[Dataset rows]
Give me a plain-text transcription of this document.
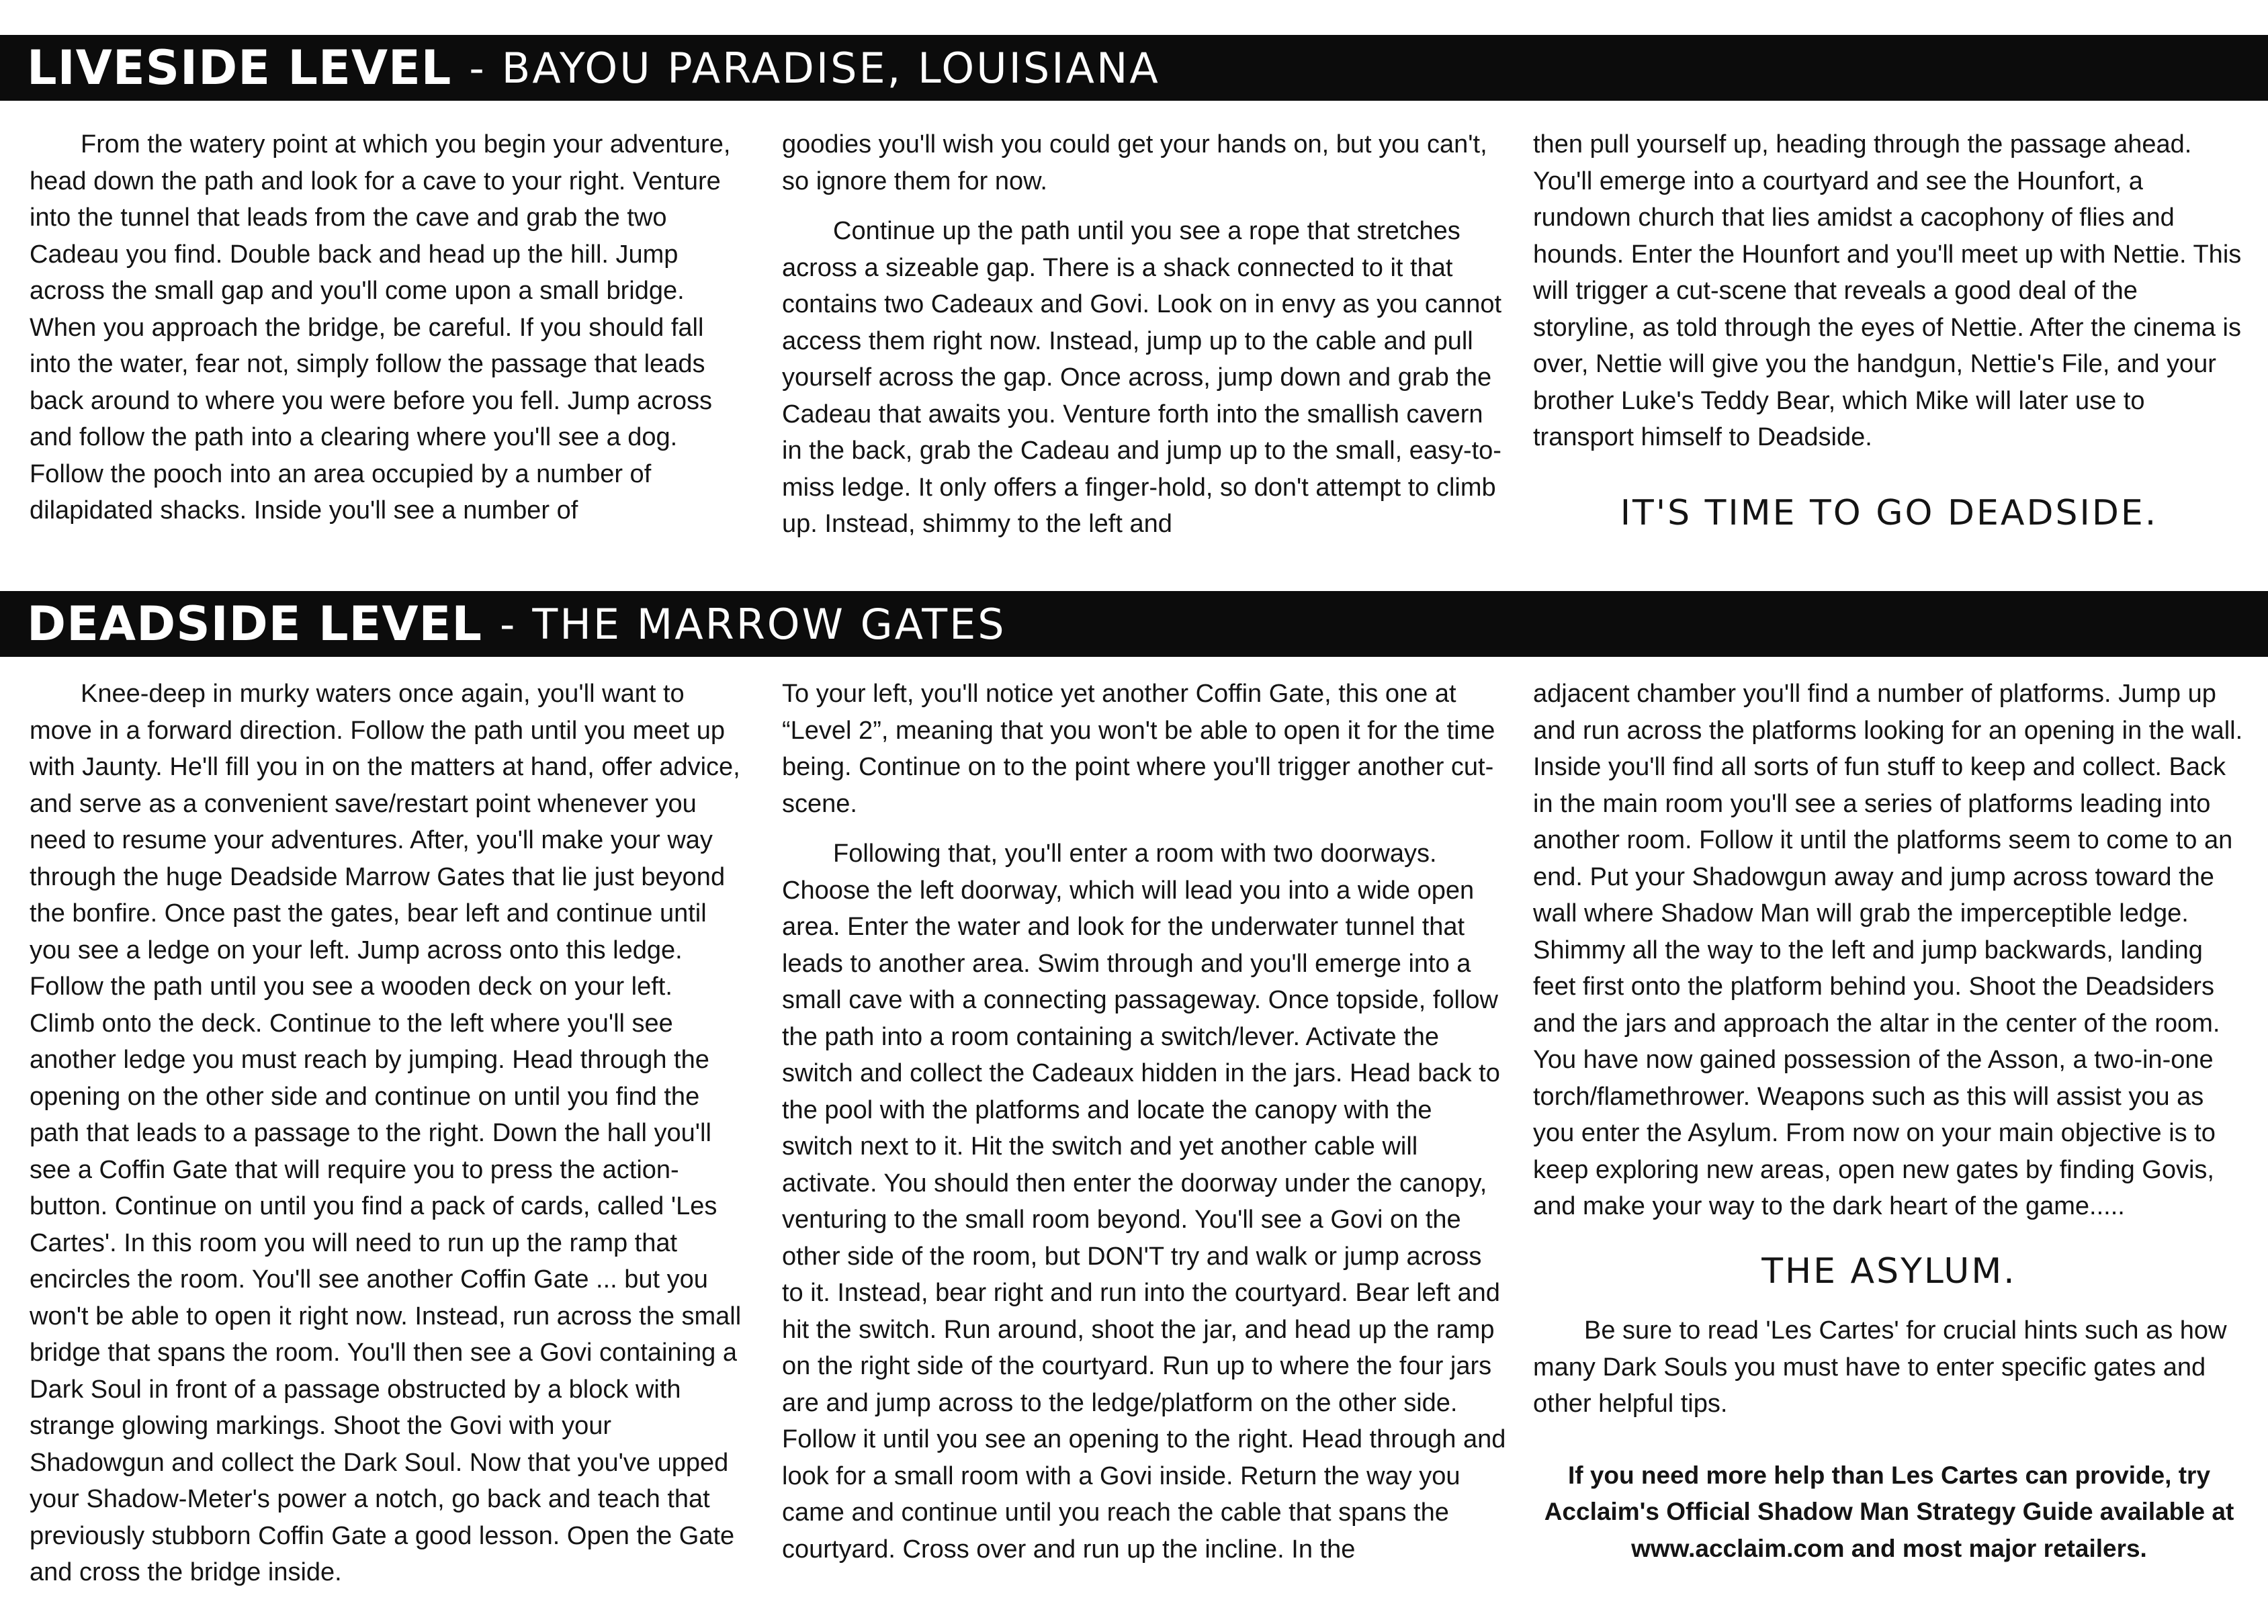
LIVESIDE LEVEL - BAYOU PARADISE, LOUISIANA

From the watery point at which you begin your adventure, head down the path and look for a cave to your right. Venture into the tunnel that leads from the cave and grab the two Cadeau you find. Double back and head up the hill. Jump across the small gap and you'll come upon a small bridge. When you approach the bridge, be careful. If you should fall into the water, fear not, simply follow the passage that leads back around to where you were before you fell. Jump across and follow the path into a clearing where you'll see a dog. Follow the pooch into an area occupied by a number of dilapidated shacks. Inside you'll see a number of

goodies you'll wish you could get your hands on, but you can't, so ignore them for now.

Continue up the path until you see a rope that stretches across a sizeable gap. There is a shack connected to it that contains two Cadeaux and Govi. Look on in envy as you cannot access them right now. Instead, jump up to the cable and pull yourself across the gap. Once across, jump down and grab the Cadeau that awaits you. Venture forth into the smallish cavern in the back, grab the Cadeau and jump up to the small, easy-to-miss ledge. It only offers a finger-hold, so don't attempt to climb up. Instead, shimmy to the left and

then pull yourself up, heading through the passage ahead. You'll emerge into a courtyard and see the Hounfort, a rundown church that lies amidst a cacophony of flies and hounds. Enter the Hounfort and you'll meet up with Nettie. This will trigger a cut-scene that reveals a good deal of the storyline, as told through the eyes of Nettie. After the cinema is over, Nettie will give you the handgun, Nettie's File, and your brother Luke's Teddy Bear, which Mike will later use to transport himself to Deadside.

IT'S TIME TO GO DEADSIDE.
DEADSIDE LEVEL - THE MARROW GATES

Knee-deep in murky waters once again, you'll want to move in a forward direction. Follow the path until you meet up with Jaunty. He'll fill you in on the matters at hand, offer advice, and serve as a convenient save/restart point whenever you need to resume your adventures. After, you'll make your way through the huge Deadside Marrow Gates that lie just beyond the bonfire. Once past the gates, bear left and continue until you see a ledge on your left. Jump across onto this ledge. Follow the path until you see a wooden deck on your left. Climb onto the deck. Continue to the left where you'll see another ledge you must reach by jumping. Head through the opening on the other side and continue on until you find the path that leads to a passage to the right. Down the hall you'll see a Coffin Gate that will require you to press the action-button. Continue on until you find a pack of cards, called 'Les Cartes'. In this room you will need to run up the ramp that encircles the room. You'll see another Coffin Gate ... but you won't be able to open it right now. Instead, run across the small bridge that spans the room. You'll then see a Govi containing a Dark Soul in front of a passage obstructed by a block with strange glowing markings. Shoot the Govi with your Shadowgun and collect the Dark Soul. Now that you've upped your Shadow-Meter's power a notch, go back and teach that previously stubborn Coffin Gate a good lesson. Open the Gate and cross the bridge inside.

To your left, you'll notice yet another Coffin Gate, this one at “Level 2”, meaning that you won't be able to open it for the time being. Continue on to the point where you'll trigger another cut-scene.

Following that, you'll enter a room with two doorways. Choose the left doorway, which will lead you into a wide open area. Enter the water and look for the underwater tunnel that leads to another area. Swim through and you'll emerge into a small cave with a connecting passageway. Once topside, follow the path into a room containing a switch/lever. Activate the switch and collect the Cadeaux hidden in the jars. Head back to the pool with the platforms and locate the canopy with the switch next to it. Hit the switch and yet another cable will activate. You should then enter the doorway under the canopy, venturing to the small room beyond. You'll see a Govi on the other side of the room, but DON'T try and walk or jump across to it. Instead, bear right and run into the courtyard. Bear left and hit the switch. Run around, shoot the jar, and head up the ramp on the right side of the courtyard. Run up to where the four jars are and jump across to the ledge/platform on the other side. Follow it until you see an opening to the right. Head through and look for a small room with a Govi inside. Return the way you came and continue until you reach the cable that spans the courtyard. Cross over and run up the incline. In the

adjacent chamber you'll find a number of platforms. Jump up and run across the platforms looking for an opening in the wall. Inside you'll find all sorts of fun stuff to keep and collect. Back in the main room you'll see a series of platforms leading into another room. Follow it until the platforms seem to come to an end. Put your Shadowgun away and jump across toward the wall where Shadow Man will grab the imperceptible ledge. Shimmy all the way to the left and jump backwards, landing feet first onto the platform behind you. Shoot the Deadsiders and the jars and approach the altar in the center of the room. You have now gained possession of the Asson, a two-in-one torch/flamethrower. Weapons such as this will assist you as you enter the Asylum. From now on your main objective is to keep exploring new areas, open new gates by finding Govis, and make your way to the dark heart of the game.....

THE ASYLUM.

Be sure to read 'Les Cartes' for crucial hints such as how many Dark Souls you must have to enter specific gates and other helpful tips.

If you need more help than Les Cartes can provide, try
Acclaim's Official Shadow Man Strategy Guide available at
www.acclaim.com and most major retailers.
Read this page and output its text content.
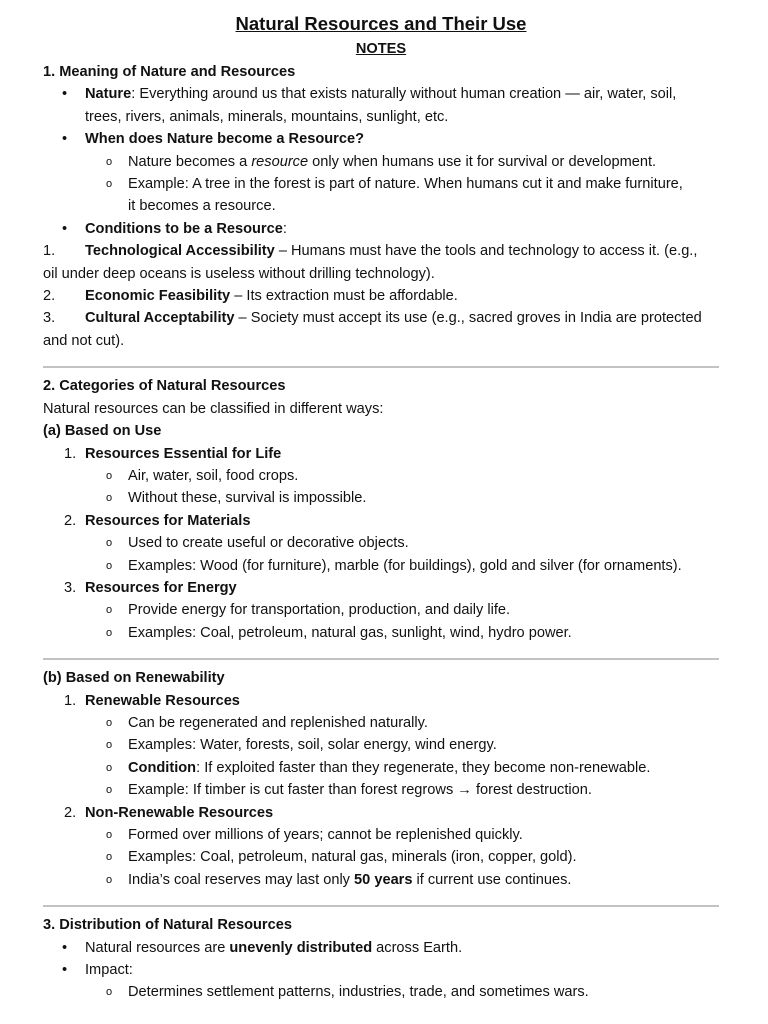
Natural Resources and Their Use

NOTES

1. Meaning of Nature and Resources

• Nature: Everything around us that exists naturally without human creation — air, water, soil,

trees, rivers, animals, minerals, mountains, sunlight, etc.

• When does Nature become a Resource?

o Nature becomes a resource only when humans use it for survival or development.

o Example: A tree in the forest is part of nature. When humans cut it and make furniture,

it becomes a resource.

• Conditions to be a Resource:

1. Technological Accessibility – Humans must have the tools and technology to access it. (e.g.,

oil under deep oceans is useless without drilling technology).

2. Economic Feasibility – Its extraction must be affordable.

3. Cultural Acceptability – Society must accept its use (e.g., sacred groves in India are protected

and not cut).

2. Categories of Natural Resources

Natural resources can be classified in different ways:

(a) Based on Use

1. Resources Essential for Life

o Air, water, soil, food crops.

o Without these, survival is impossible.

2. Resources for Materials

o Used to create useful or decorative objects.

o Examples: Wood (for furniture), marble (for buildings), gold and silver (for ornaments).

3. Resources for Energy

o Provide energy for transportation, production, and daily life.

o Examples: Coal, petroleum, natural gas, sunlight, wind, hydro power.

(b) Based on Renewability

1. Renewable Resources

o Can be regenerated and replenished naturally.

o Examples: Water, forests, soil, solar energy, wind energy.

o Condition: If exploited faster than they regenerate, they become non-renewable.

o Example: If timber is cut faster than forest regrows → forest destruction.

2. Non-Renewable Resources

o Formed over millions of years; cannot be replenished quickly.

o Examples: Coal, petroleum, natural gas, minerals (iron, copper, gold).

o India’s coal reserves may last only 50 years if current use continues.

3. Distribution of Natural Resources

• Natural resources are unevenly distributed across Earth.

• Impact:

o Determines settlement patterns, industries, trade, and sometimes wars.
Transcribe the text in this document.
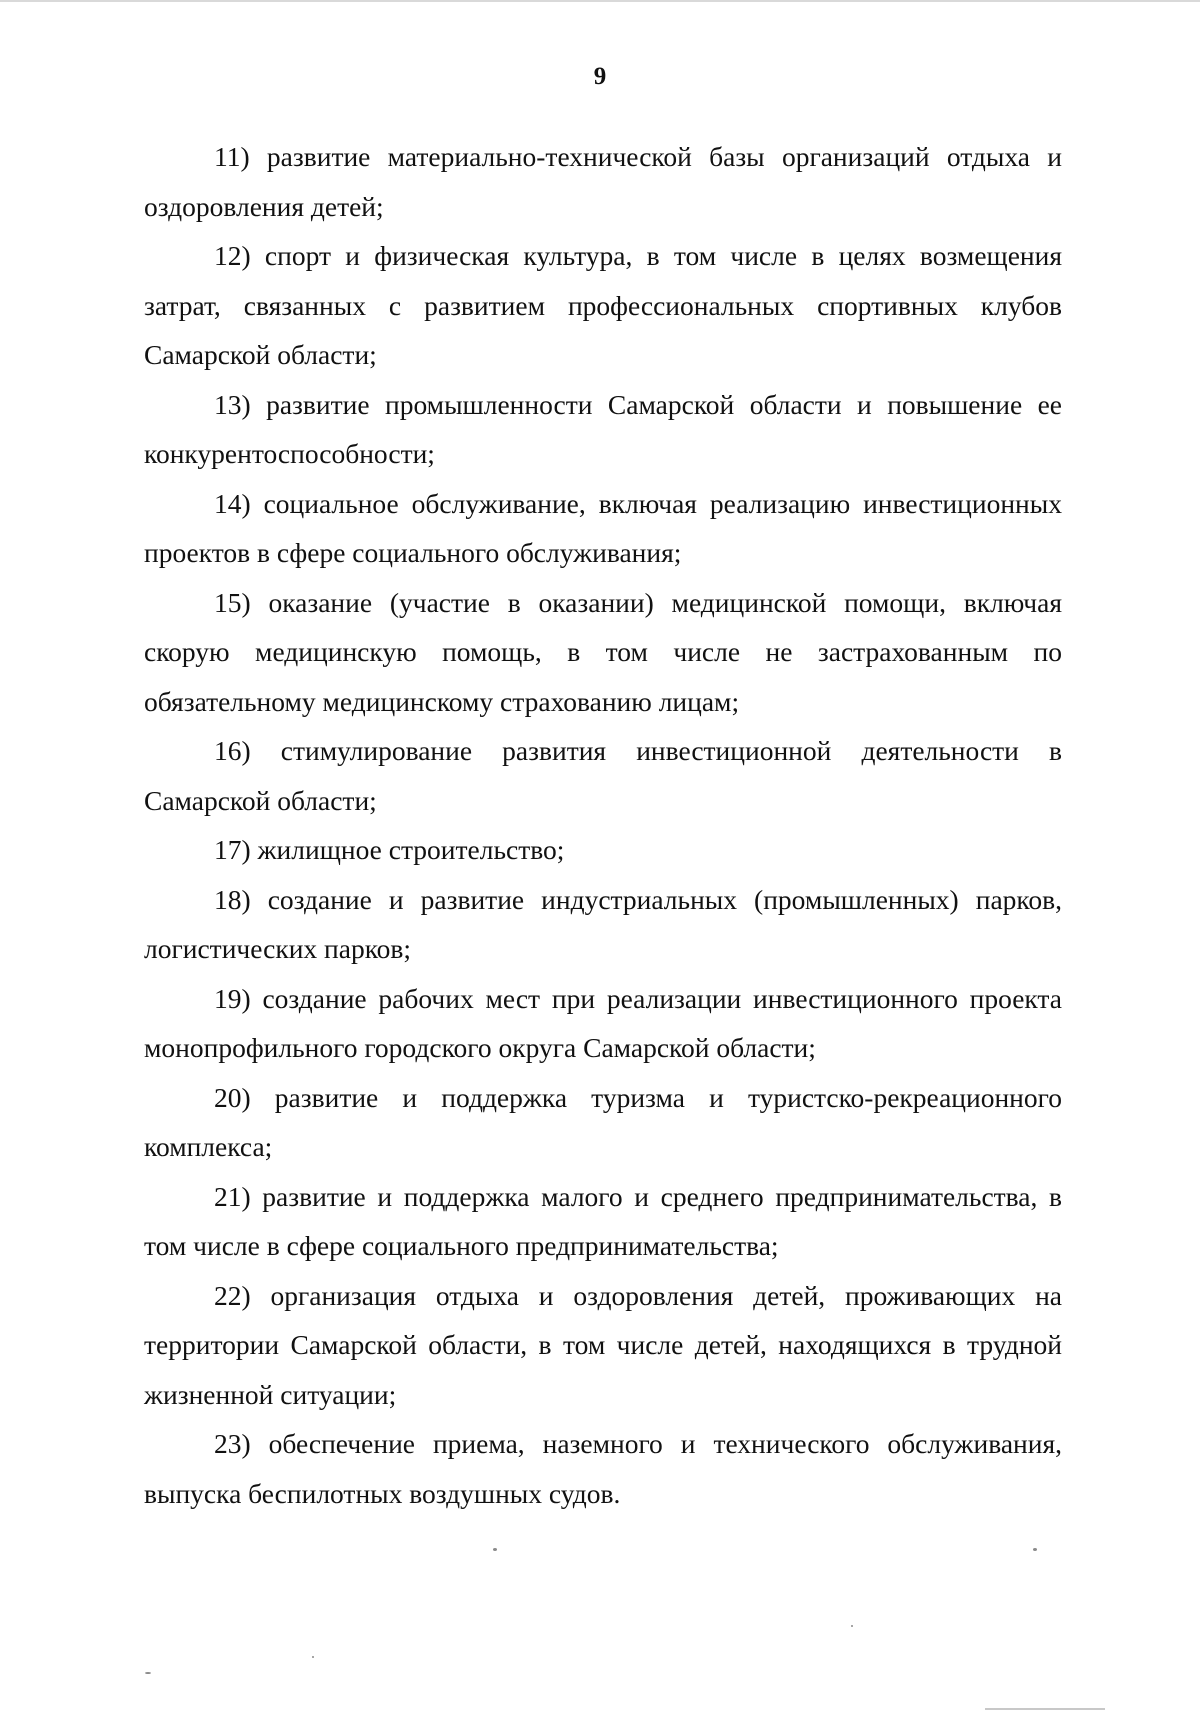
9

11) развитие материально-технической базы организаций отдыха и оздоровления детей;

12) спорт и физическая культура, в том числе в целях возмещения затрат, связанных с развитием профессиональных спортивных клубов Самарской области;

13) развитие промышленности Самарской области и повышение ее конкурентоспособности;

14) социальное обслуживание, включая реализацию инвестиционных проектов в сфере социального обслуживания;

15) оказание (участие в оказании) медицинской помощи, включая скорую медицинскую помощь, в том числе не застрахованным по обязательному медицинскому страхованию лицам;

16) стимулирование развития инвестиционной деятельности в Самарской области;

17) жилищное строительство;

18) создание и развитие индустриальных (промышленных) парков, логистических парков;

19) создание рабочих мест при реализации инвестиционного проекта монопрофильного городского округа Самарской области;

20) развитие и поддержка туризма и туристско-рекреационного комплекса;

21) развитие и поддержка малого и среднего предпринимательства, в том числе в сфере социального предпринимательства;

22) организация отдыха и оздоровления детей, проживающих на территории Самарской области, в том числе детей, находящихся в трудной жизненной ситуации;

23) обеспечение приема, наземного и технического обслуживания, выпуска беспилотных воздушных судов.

Exercise goal
Find the line with "Transcribe the text in this document." in the listing and extract it and all lines after it through the end, exactly, without the pictures.

The completed task
Transcribe the text in this document.
9

11) развитие материально-технической базы организаций отдыха и оздоровления детей;

12) спорт и физическая культура, в том числе в целях возмещения затрат, связанных с развитием профессиональных спортивных клубов Самарской области;

13) развитие промышленности Самарской области и повышение ее конкурентоспособности;

14) социальное обслуживание, включая реализацию инвестиционных проектов в сфере социального обслуживания;

15) оказание (участие в оказании) медицинской помощи, включая скорую медицинскую помощь, в том числе не застрахованным по обязательному медицинскому страхованию лицам;

16) стимулирование развития инвестиционной деятельности в Самарской области;

17) жилищное строительство;

18) создание и развитие индустриальных (промышленных) парков, логистических парков;

19) создание рабочих мест при реализации инвестиционного проекта монопрофильного городского округа Самарской области;

20) развитие и поддержка туризма и туристско-рекреационного комплекса;

21) развитие и поддержка малого и среднего предпринимательства, в том числе в сфере социального предпринимательства;

22) организация отдыха и оздоровления детей, проживающих на территории Самарской области, в том числе детей, находящихся в трудной жизненной ситуации;

23) обеспечение приема, наземного и технического обслуживания, выпуска беспилотных воздушных судов.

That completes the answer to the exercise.